**** ENTRIES SUPPLIED

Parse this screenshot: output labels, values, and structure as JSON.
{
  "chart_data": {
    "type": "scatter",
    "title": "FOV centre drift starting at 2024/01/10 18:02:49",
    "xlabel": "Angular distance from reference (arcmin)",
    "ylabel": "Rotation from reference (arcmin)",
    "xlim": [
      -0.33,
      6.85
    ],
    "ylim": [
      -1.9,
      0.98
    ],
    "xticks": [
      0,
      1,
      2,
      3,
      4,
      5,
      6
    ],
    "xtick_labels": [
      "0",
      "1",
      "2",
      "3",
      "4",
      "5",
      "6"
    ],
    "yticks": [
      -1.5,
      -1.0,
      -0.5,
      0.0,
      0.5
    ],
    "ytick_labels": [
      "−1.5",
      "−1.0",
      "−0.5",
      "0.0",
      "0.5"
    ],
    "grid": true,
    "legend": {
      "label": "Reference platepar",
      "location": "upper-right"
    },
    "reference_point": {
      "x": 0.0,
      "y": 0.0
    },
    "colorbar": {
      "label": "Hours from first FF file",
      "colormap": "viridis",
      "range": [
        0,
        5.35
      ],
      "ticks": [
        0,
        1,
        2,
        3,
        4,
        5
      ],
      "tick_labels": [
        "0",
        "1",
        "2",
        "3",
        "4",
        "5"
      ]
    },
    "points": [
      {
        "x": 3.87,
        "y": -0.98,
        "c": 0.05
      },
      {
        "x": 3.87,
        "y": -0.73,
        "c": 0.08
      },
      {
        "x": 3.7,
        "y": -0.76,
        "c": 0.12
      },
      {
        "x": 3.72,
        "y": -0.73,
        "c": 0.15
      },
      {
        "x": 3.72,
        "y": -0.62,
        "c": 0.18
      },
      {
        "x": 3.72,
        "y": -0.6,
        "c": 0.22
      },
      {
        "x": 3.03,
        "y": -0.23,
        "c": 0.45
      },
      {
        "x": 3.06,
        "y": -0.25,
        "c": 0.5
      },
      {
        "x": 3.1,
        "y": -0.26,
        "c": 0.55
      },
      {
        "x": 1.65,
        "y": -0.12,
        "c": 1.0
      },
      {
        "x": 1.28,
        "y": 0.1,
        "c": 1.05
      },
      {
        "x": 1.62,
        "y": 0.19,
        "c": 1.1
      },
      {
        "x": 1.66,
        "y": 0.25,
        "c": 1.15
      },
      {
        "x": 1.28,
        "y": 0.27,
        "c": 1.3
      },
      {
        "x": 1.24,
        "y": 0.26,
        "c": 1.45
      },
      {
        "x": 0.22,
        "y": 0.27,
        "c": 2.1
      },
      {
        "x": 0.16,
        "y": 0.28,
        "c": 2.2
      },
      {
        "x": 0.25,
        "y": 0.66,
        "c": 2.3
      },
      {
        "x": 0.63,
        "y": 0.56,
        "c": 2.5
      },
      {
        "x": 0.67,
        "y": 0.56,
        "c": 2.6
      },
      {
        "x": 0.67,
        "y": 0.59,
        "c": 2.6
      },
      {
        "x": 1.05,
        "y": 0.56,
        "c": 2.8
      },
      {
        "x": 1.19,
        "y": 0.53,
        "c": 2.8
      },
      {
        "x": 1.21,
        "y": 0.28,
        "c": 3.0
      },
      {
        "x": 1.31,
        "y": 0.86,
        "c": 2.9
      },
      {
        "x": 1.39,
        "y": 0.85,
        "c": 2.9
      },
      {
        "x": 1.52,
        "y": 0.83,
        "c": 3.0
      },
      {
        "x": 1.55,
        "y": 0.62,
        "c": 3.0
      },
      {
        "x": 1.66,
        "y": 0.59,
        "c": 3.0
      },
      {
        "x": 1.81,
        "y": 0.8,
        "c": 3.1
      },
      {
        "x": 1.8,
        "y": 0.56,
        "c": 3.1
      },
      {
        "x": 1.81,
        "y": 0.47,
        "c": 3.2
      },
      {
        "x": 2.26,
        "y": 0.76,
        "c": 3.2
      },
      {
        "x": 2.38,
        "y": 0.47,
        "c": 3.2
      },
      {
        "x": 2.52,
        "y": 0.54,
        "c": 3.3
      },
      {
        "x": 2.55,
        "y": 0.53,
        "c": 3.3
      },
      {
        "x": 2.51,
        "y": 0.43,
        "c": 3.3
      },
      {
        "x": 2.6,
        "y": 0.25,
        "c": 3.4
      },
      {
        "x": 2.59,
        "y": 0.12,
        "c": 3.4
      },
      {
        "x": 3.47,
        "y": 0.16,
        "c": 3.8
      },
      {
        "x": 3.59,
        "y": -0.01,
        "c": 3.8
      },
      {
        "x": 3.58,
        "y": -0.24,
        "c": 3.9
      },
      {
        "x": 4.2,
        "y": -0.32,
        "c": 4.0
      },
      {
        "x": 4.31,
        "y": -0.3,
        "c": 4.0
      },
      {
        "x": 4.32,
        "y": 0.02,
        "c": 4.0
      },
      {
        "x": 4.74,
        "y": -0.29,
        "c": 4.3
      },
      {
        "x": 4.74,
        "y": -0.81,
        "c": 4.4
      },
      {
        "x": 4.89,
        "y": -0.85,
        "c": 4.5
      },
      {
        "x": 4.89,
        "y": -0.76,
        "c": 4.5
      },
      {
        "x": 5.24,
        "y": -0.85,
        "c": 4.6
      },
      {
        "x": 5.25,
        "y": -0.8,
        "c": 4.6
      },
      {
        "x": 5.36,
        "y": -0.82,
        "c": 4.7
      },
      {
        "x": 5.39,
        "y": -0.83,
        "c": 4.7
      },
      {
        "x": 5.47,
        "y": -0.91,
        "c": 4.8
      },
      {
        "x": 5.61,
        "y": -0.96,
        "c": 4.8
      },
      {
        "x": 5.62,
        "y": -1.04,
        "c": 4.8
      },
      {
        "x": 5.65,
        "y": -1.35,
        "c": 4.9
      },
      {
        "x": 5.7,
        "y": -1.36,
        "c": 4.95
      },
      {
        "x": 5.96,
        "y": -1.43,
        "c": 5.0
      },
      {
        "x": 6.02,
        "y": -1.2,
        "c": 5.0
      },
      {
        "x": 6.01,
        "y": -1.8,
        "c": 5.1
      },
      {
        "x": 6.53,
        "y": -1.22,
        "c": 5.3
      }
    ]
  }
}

********

» **TASK DESCRIPTION**:
State how many lines of the listing above hold the word "from", with nothing but the number.

» **ANSWER BELOW**:
3